§ What you are asked to do
Go through the records and copy each line where the word "系統設定" occurs.

§ Dataset excerpts
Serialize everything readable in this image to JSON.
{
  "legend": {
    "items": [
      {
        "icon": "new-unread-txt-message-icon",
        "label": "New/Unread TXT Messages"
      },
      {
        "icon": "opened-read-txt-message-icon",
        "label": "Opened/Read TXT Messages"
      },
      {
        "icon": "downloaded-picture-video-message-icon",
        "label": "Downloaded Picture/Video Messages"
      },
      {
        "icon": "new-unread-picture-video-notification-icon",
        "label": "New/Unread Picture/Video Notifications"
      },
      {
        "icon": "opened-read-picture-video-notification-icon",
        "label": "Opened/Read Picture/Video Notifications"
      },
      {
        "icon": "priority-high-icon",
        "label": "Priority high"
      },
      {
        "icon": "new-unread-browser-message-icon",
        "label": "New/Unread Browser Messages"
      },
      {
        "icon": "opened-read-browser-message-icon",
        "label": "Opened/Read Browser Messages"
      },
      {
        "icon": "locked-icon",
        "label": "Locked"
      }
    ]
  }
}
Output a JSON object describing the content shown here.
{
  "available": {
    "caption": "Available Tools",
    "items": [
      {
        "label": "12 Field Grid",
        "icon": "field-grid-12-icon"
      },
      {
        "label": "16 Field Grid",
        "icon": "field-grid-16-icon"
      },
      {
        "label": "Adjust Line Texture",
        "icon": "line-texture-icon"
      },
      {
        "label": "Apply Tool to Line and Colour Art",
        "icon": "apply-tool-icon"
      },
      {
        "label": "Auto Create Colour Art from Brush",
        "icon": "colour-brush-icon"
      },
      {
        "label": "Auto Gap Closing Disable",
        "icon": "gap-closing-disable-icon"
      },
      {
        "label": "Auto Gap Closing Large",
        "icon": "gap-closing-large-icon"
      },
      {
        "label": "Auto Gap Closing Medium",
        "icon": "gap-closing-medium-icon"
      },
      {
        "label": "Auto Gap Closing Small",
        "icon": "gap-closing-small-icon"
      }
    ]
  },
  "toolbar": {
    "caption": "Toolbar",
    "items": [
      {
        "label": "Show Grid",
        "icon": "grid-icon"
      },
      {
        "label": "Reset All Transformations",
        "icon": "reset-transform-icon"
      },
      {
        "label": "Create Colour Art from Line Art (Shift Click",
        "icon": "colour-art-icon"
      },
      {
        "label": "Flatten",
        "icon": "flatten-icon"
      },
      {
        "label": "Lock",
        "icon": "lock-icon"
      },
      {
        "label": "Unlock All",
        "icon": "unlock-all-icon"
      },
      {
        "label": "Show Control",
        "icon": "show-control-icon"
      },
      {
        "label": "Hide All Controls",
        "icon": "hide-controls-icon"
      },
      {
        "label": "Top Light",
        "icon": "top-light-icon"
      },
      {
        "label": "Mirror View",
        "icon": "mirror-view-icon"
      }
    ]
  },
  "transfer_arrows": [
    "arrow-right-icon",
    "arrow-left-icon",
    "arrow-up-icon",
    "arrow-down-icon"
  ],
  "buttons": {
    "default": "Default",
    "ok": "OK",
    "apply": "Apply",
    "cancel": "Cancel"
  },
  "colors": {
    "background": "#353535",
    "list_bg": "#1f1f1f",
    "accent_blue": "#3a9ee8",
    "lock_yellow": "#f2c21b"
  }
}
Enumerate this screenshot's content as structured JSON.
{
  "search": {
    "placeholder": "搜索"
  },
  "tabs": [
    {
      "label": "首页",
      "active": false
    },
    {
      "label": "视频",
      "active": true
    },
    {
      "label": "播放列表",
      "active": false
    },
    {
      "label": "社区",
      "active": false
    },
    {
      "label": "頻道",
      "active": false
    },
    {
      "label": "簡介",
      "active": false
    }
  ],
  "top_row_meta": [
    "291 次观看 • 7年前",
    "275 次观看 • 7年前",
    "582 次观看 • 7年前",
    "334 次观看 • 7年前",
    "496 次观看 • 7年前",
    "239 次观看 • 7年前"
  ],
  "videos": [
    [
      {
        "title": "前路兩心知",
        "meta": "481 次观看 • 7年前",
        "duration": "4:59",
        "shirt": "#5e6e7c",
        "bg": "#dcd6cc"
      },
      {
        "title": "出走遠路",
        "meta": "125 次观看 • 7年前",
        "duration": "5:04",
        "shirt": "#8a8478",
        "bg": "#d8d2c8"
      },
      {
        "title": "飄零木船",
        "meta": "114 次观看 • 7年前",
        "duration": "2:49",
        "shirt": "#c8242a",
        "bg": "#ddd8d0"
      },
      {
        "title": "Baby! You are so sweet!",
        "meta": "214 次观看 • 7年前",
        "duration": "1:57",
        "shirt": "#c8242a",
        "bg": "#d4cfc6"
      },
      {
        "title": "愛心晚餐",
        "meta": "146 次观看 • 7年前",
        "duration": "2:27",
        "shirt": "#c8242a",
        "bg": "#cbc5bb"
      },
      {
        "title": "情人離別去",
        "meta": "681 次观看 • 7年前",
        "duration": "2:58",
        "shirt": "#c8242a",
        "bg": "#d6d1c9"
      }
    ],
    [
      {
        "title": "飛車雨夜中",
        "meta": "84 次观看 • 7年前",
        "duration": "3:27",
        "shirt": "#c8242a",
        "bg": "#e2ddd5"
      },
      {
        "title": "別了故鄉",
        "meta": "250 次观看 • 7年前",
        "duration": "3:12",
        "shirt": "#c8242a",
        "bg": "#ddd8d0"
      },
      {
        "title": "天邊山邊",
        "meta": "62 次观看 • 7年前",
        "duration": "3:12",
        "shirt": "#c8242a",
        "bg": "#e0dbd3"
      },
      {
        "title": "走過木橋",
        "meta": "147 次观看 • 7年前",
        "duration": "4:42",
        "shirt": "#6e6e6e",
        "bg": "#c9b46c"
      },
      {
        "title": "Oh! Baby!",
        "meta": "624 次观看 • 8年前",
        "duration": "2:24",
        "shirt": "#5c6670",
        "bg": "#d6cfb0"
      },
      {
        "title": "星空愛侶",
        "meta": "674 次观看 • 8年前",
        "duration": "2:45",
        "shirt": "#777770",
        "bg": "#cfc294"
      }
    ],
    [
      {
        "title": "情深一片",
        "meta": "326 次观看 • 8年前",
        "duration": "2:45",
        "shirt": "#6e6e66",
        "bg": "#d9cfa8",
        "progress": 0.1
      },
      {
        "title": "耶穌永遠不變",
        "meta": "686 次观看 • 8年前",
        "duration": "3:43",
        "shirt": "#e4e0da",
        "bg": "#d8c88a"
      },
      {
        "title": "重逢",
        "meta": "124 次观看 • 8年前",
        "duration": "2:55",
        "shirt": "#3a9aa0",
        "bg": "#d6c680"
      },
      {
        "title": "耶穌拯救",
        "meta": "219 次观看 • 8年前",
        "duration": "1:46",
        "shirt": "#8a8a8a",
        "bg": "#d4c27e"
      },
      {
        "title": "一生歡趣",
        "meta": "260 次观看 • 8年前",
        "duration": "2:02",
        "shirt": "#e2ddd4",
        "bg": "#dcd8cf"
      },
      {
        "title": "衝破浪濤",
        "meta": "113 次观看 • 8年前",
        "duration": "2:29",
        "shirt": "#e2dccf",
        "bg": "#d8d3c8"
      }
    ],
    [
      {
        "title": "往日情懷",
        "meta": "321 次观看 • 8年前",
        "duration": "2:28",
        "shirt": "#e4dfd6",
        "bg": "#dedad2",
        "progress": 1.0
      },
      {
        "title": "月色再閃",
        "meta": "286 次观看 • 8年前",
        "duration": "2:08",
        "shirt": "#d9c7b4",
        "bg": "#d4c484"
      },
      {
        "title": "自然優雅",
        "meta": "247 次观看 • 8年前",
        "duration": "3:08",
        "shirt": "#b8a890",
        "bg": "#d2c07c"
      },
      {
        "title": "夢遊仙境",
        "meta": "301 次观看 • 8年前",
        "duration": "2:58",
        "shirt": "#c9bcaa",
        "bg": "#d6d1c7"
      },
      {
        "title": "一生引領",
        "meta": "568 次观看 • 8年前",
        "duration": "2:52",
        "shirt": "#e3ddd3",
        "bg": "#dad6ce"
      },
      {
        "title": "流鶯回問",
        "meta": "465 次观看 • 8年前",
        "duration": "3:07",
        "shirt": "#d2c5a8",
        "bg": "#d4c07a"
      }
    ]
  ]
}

==

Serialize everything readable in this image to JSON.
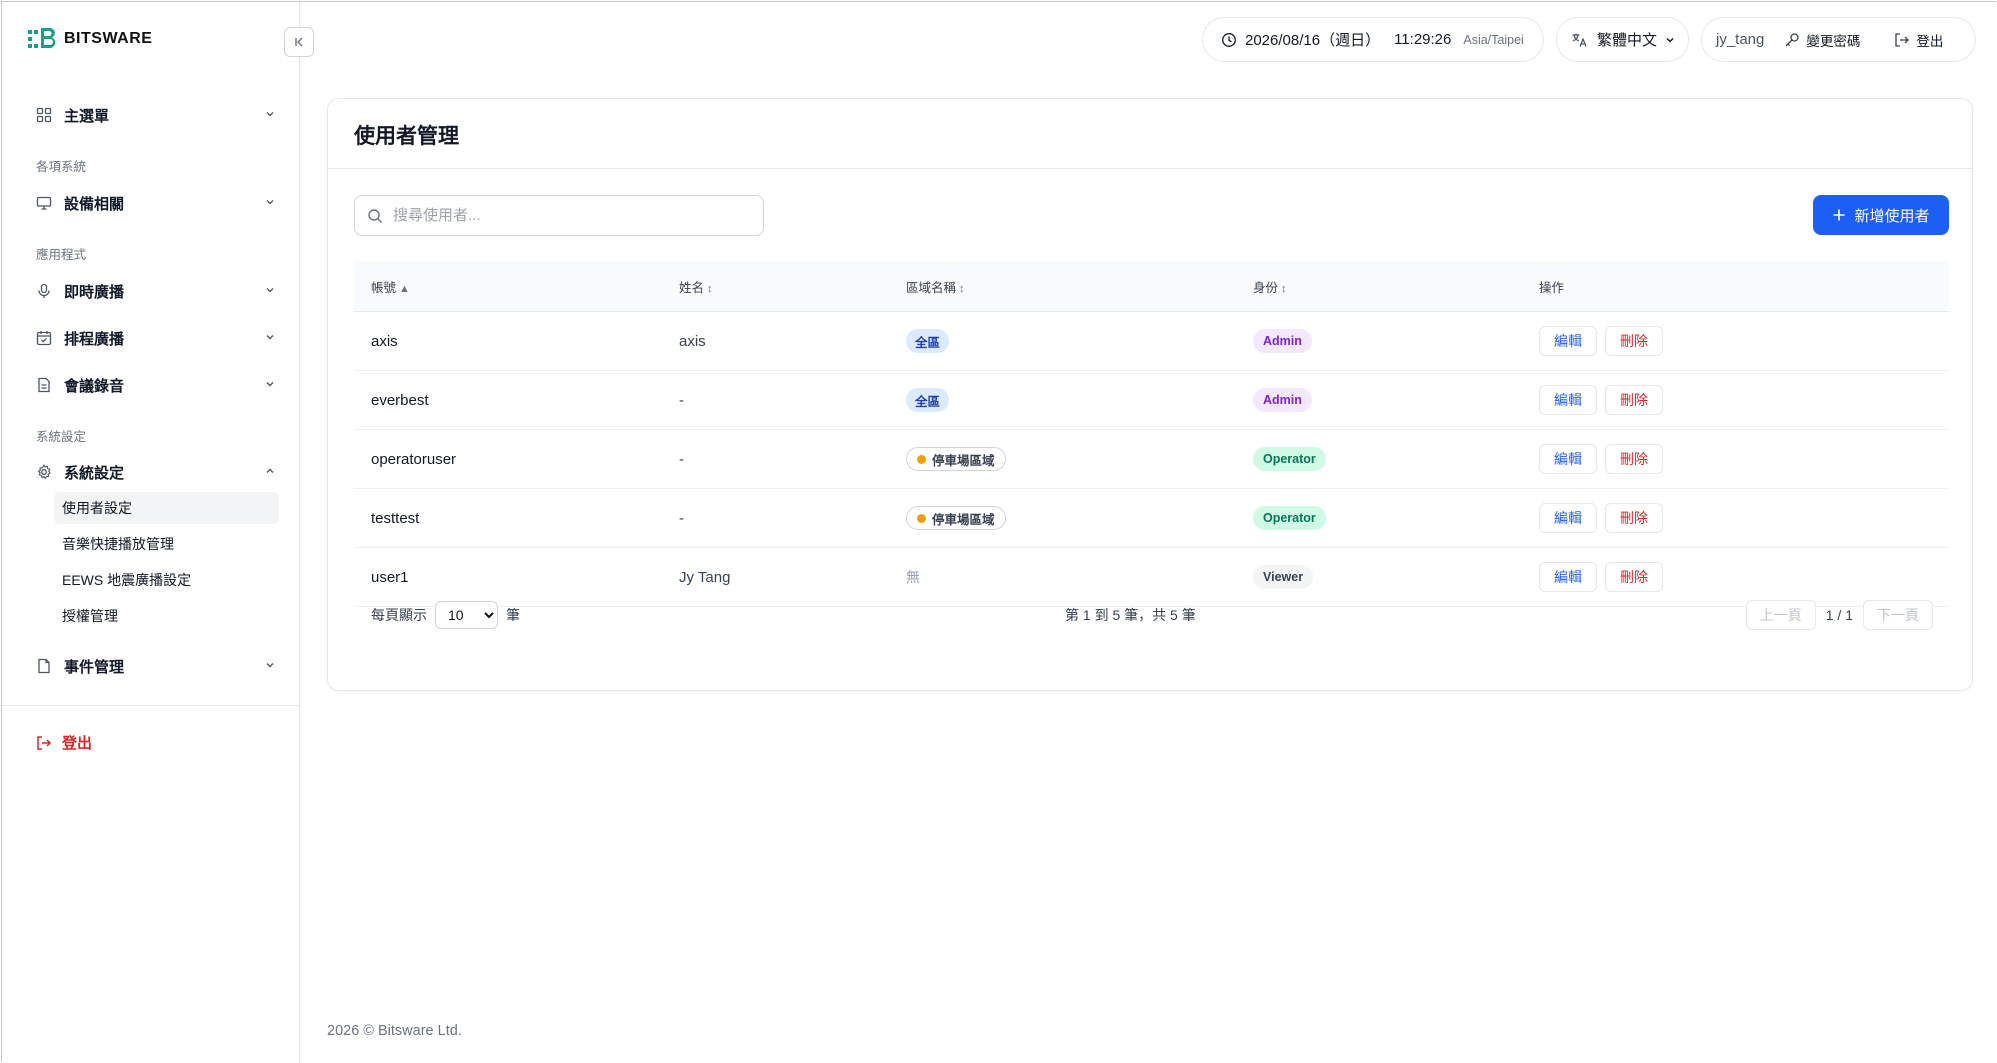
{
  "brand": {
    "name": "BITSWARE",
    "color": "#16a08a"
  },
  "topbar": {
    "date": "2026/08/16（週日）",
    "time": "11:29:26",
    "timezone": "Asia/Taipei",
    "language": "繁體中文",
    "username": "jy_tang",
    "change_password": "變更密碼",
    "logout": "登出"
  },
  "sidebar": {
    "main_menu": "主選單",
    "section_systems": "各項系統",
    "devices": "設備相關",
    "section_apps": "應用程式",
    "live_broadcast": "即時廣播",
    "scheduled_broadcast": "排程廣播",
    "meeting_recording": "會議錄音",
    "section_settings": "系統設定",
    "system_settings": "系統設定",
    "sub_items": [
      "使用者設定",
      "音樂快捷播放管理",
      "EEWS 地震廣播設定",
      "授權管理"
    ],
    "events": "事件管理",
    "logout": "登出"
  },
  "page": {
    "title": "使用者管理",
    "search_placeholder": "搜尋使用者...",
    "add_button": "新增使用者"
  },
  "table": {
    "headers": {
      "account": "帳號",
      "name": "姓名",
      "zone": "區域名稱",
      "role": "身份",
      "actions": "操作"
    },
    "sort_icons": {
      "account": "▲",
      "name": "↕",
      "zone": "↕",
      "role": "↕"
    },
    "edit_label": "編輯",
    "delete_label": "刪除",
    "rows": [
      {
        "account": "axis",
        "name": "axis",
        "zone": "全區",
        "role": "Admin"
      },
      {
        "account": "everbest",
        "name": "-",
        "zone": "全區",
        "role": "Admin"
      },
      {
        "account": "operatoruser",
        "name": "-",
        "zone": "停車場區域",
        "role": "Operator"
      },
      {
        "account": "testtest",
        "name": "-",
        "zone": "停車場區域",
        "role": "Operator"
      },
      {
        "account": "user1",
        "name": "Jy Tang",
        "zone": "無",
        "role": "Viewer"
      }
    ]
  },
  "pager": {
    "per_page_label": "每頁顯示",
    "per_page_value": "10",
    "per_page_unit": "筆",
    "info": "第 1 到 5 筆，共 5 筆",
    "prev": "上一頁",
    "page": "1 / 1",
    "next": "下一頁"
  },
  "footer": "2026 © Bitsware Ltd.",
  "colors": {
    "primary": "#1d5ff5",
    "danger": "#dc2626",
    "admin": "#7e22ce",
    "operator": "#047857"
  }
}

§ Solution below
    "section_settings": "系統設定",
    "system_settings": "系統設定",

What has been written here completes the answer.